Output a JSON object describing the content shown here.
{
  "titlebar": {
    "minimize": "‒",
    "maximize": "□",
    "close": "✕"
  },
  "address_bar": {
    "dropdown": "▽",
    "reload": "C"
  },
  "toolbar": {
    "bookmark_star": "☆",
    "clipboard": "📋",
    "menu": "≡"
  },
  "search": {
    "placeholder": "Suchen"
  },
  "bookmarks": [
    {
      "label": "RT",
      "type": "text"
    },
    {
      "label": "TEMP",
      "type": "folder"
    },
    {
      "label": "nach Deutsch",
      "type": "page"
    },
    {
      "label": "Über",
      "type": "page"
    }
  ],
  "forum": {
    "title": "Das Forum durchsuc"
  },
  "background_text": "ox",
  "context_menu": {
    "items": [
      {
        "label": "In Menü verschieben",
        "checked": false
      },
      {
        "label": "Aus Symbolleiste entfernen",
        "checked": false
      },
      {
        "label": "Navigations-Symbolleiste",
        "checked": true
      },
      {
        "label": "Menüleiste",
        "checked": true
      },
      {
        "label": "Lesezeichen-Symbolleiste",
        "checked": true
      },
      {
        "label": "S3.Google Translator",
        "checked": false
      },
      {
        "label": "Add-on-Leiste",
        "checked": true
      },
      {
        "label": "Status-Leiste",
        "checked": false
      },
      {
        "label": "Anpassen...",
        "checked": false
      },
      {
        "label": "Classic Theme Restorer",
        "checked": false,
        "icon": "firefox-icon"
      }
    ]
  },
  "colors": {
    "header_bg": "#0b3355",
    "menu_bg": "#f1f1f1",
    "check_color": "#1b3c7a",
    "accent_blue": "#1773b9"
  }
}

» Exercise task: Write out all the data again, exactly as it appears.

» Finished exercise:
Output a JSON object describing the content shown here.
{
  "titlebar": {
    "minimize": "‒",
    "maximize": "□",
    "close": "✕"
  },
  "address_bar": {
    "dropdown": "▽",
    "reload": "C"
  },
  "toolbar": {
    "bookmark_star": "☆",
    "clipboard": "📋",
    "menu": "≡"
  },
  "search": {
    "placeholder": "Suchen"
  },
  "bookmarks": [
    {
      "label": "RT",
      "type": "text"
    },
    {
      "label": "TEMP",
      "type": "folder"
    },
    {
      "label": "nach Deutsch",
      "type": "page"
    },
    {
      "label": "Über",
      "type": "page"
    }
  ],
  "forum": {
    "title": "Das Forum durchsuc"
  },
  "background_text": "ox",
  "context_menu": {
    "items": [
      {
        "label": "In Menü verschieben",
        "checked": false
      },
      {
        "label": "Aus Symbolleiste entfernen",
        "checked": false
      },
      {
        "label": "Navigations-Symbolleiste",
        "checked": true
      },
      {
        "label": "Menüleiste",
        "checked": true
      },
      {
        "label": "Lesezeichen-Symbolleiste",
        "checked": true
      },
      {
        "label": "S3.Google Translator",
        "checked": false
      },
      {
        "label": "Add-on-Leiste",
        "checked": true
      },
      {
        "label": "Status-Leiste",
        "checked": false
      },
      {
        "label": "Anpassen...",
        "checked": false
      },
      {
        "label": "Classic Theme Restorer",
        "checked": false,
        "icon": "firefox-icon"
      }
    ]
  },
  "colors": {
    "header_bg": "#0b3355",
    "menu_bg": "#f1f1f1",
    "check_color": "#1b3c7a",
    "accent_blue": "#1773b9"
  }
}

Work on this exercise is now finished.